EXERCISE DESCRIPTION: Exact reproduction of the data is required, with images excluded.

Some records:
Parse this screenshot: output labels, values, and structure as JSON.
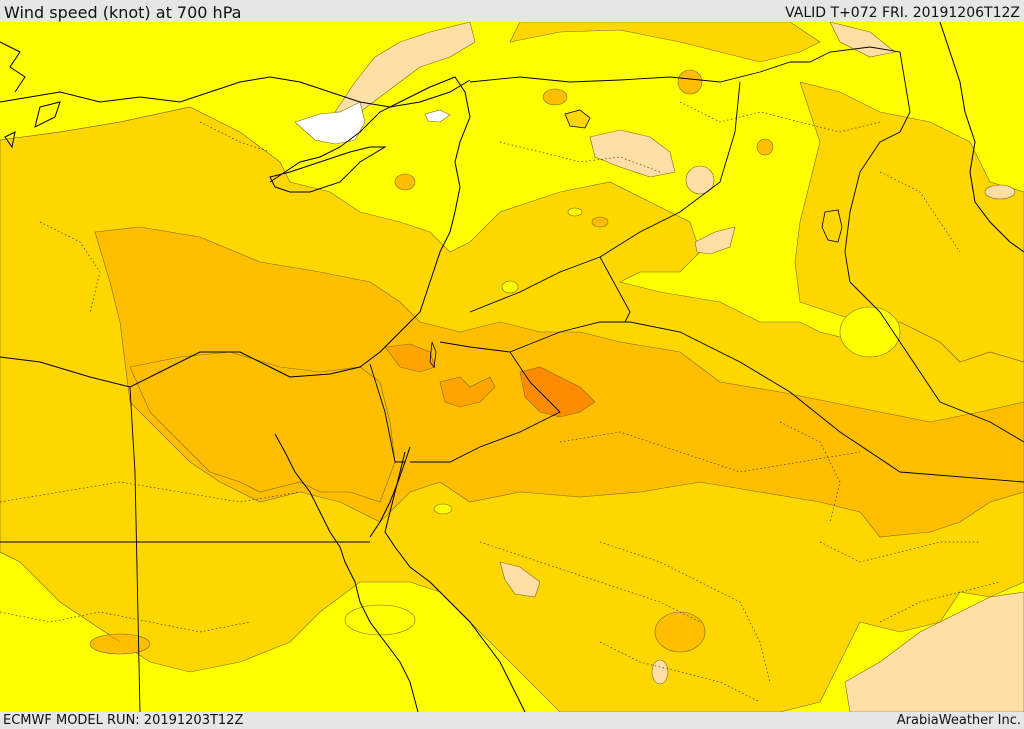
{
  "header": {
    "title": "Wind speed (knot) at 700 hPa",
    "valid_time": "VALID T+072 FRI. 20191206T12Z"
  },
  "footer": {
    "model_run": "ECMWF MODEL RUN: 20191203T12Z",
    "credit": "ArabiaWeather Inc."
  },
  "colors": {
    "background": "#e6e6e6",
    "band_lowest": "#ffff00",
    "band_low": "#ffd700",
    "band_mid": "#ffbf00",
    "band_high": "#ffa500",
    "band_highest": "#ff8c00",
    "band_light": "#ffdfa6",
    "calm": "#ffffff",
    "coastline": "#000000",
    "contour": "#7a6a20"
  }
}
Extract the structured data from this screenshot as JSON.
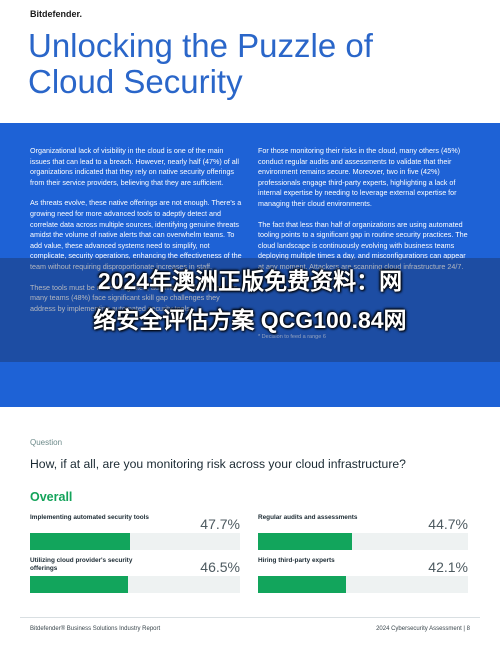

SOLUTION TO THIS PROBLEM:
Parse this screenshot: output labels, values, and structure as JSON.
{
  "header": {
    "title": "Wind speed (knot) at 700 hPa",
    "valid_time": "VALID T+072 FRI. 20191206T12Z"
  },
  "footer": {
    "model_run": "ECMWF MODEL RUN: 20191203T12Z",
    "credit": "ArabiaWeather Inc."
  },
  "colors": {
    "background": "#e6e6e6",
    "band_lowest": "#ffff00",
    "band_low": "#ffd700",
    "band_mid": "#ffbf00",
    "band_high": "#ffa500",
    "band_highest": "#ff8c00",
    "band_light": "#ffdfa6",
    "calm": "#ffffff",
    "coastline": "#000000",
    "contour": "#7a6a20"
  }
}
Extract the structured data from this screenshot as JSON.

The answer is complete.